BEGIN

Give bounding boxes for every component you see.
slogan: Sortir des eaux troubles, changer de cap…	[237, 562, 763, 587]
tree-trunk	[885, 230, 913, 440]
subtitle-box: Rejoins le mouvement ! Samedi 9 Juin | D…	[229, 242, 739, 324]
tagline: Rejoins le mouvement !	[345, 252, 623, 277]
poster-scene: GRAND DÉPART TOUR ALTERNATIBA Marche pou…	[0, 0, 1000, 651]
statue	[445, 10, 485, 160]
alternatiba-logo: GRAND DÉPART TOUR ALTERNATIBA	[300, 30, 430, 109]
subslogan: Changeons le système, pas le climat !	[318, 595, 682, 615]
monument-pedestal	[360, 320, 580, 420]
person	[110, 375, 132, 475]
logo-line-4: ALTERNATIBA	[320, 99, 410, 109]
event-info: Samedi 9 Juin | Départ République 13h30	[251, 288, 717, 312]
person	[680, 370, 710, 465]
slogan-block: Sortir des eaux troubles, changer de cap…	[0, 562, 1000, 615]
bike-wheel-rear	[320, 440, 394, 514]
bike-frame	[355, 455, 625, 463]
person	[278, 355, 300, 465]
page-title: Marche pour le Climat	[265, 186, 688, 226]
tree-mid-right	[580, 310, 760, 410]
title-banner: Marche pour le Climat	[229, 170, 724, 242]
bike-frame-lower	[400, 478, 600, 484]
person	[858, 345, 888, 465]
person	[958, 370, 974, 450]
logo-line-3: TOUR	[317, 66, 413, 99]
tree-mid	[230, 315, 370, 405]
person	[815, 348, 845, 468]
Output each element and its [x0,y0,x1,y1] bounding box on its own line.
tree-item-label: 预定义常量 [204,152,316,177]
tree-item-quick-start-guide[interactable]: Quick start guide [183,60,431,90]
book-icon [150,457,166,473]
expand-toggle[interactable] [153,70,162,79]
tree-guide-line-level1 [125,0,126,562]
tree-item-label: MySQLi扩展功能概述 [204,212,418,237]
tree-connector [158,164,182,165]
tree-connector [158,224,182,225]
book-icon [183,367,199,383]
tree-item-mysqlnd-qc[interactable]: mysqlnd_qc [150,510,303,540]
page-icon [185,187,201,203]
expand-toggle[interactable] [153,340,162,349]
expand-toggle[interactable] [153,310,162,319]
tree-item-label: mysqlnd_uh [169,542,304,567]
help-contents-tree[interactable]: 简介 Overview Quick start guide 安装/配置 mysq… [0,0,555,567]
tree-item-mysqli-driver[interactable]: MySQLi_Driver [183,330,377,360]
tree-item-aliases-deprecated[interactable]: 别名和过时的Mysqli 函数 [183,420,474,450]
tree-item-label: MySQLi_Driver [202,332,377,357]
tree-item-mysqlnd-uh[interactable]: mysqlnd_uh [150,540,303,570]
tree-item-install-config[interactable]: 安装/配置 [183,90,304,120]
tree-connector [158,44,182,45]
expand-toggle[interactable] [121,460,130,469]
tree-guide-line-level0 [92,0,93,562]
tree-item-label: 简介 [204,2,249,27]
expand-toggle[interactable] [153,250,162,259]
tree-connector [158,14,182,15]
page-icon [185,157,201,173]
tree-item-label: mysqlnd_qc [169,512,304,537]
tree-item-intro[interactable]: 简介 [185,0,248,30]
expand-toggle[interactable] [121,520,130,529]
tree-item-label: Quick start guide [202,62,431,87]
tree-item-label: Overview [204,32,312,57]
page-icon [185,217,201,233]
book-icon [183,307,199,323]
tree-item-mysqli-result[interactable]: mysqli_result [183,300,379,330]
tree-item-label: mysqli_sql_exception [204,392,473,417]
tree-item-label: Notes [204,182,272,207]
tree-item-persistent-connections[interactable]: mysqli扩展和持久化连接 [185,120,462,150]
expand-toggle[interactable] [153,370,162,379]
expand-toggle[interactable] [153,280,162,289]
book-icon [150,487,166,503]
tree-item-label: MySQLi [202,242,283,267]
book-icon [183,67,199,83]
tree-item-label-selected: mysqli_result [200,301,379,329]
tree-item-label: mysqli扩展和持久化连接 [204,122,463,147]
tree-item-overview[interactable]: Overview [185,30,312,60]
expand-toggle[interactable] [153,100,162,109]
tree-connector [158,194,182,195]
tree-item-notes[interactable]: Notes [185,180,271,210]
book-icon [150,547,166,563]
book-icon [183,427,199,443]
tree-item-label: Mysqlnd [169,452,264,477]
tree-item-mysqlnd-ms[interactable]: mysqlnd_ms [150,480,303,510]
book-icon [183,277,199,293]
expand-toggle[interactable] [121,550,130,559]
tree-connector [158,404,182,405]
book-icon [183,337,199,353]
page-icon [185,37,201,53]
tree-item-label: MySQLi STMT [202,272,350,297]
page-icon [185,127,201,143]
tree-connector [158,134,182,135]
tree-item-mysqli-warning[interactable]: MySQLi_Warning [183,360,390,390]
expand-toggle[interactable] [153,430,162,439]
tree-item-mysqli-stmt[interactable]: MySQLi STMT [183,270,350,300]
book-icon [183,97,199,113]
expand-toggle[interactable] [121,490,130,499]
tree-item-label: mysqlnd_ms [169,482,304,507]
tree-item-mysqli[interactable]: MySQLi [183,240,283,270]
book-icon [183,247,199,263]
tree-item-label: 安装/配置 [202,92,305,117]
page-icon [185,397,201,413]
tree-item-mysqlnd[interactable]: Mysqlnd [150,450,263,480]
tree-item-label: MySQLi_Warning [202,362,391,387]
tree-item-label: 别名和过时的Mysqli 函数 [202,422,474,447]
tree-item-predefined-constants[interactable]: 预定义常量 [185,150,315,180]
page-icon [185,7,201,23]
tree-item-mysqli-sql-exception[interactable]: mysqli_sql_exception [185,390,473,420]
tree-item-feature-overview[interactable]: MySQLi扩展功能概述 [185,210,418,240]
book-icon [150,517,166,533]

END

== Brief ==
Render every line of the items above as a JSON array of strings, one string per line, omitting blank lines.

== Complete answer ==
[
  "Give bounding boxes for every component you see.",
  "slogan: Sortir des eaux troubles, changer de cap…\t[237, 562, 763, 587]",
  "tree-trunk\t[885, 230, 913, 440]",
  "subtitle-box: Rejoins le mouvement ! Samedi 9 Juin | D…\t[229, 242, 739, 324]",
  "tagline: Rejoins le mouvement !\t[345, 252, 623, 277]",
  "poster-scene: GRAND DÉPART TOUR ALTERNATIBA Marche pou…\t[0, 0, 1000, 651]",
  "statue\t[445, 10, 485, 160]",
  "alternatiba-logo: GRAND DÉPART TOUR ALTERNATIBA\t[300, 30, 430, 109]",
  "subslogan: Changeons le système, pas le climat !\t[318, 595, 682, 615]",
  "monument-pedestal\t[360, 320, 580, 420]",
  "person\t[110, 375, 132, 475]",
  "logo-line-4: ALTERNATIBA\t[320, 99, 410, 109]",
  "event-info: Samedi 9 Juin | Départ République 13h30\t[251, 288, 717, 312]",
  "person\t[680, 370, 710, 465]",
  "slogan-block: Sortir des eaux troubles, changer de cap…\t[0, 562, 1000, 615]",
  "bike-wheel-rear\t[320, 440, 394, 514]",
  "bike-frame\t[355, 455, 625, 463]",
  "person\t[278, 355, 300, 465]",
  "page-title: Marche pour le Climat\t[265, 186, 688, 226]",
  "tree-mid-right\t[580, 310, 760, 410]",
  "title-banner: Marche pour le Climat\t[229, 170, 724, 242]",
  "bike-frame-lower\t[400, 478, 600, 484]",
  "person\t[858, 345, 888, 465]",
  "person\t[958, 370, 974, 450]",
  "logo-line-3: TOUR\t[317, 66, 413, 99]",
  "tree-mid\t[230, 315, 370, 405]",
  "person\t[815, 348, 845, 468]",
  "Output each element and its [x0,y0,x1,y1] bounding box on its own line.",
  "tree-item-label: 预定义常量 [204,152,316,177]",
  "tree-item-quick-start-guide[interactable]: Quick start guide [183,60,431,90]",
  "book-icon [150,457,166,473]",
  "expand-toggle[interactable] [153,70,162,79]",
  "tree-guide-line-level1 [125,0,126,562]",
  "tree-item-label: MySQLi扩展功能概述 [204,212,418,237]",
  "tree-connector [158,164,182,165]",
  "tree-connector [158,224,182,225]",
  "book-icon [183,367,199,383]",
  "tree-item-mysqlnd-qc[interactable]: mysqlnd_qc [150,510,303,540]",
  "page-icon [185,187,201,203]",
  "expand-toggle[interactable] [153,340,162,349]",
  "expand-toggle[interactable] [153,310,162,319]",
  "tree-item-label: mysqlnd_uh [169,542,304,567]",
  "help-contents-tree[interactable]: 简介 Overview Quick start guide 安装/配置 mysq… [0,0,555,567]",
  "tree-item-mysqli-driver[interactable]: MySQLi_Driver [183,330,377,360]",
  "tree-item-aliases-deprecated[interactable]: 别名和过时的Mysqli 函数 [183,420,474,450]",
  "tree-item-label: MySQLi_Driver [202,332,377,357]",
  "tree-item-mysqlnd-uh[interactable]: mysqlnd_uh [150,540,303,570]",
  "tree-item-install-config[interactable]: 安装/配置 [183,90,304,120]",
  "tree-connector [158,44,182,45]",
  "expand-toggle[interactable] [121,460,130,469]",
  "tree-guide-line-level0 [92,0,93,562]",
  "tree-item-label: 简介 [204,2,249,27]",
  "expand-toggle[interactable] [153,250,162,259]",
  "tree-connector [158,14,182,15]",
  "page-icon [185,157,201,173]",
  "tree-item-label: mysqlnd_qc [169,512,304,537]",
  "tree-item-intro[interactable]: 简介 [185,0,248,30]",
  "expand-toggle[interactable] [121,520,130,529]",
  "tree-item-label: Quick start guide [202,62,431,87]",
  "tree-item-label: Overview [204,32,312,57]",
  "page-icon [185,217,201,233]",
  "book-icon [183,307,199,323]",
  "tree-item-mysqli-result[interactable]: mysqli_result [183,300,379,330]",
  "tree-item-label: mysqli_sql_exception [204,392,473,417]",
  "tree-item-label: Notes [204,182,272,207]",
  "tree-item-persistent-connections[interactable]: mysqli扩展和持久化连接 [185,120,462,150]",
  "expand-toggle[interactable] [153,370,162,379]",
  "expand-toggle[interactable] [153,280,162,289]",
  "book-icon [150,487,166,503]",
  "tree-item-label: MySQLi [202,242,283,267]",
  "book-icon [183,67,199,83]",
  "tree-item-label-selected: mysqli_result [200,301,379,329]",
  "tree-item-label: mysqli扩展和持久化连接 [204,122,463,147]",
  "tree-item-overview[interactable]: Overview [185,30,312,60]",
  "expand-toggle[interactable] [153,100,162,109]",
  "tree-connector [158,194,182,195]",
  "tree-item-notes[interactable]: Notes [185,180,271,210]",
  "book-icon [150,547,166,563]",
  "book-icon [183,427,199,443]",
  "tree-item-label: Mysqlnd [169,452,264,477]",
  "tree-item-mysqlnd-ms[interactable]: mysqlnd_ms [150,480,303,510]",
  "book-icon [183,277,199,293]",
  "expand-toggle[interactable] [121,550,130,559]",
  "tree-connector [158,404,182,405]",
  "book-icon [183,337,199,353]",
  "page-icon [185,37,201,53]",
  "tree-item-label: MySQLi STMT [202,272,350,297]",
  "page-icon [185,127,201,143]",
  "tree-connector [158,134,182,135]",
  "tree-item-mysqli-warning[interactable]: MySQLi_Warning [183,360,390,390]",
  "expand-toggle[interactable] [153,430,162,439]",
  "tree-item-mysqli-stmt[interactable]: MySQLi STMT [183,270,350,300]",
  "book-icon [183,97,199,113]",
  "expand-toggle[interactable] [121,490,130,499]",
  "tree-item-label: mysqlnd_ms [169,482,304,507]",
  "tree-item-mysqli[interactable]: MySQLi [183,240,283,270]",
  "book-icon [183,247,199,263]",
  "tree-item-label: 安装/配置 [202,92,305,117]",
  "page-icon [185,397,201,413]",
  "tree-item-mysqlnd[interactable]: Mysqlnd [150,450,263,480]",
  "tree-item-label: MySQLi_Warning [202,362,391,387]",
  "tree-item-label: 别名和过时的Mysqli 函数 [202,422,474,447]",
  "tree-item-predefined-constants[interactable]: 预定义常量 [185,150,315,180]",
  "page-icon [185,7,201,23]",
  "tree-item-mysqli-sql-exception[interactable]: mysqli_sql_exception [185,390,473,420]",
  "tree-item-feature-overview[interactable]: MySQLi扩展功能概述 [185,210,418,240]",
  "book-icon [150,517,166,533]"
]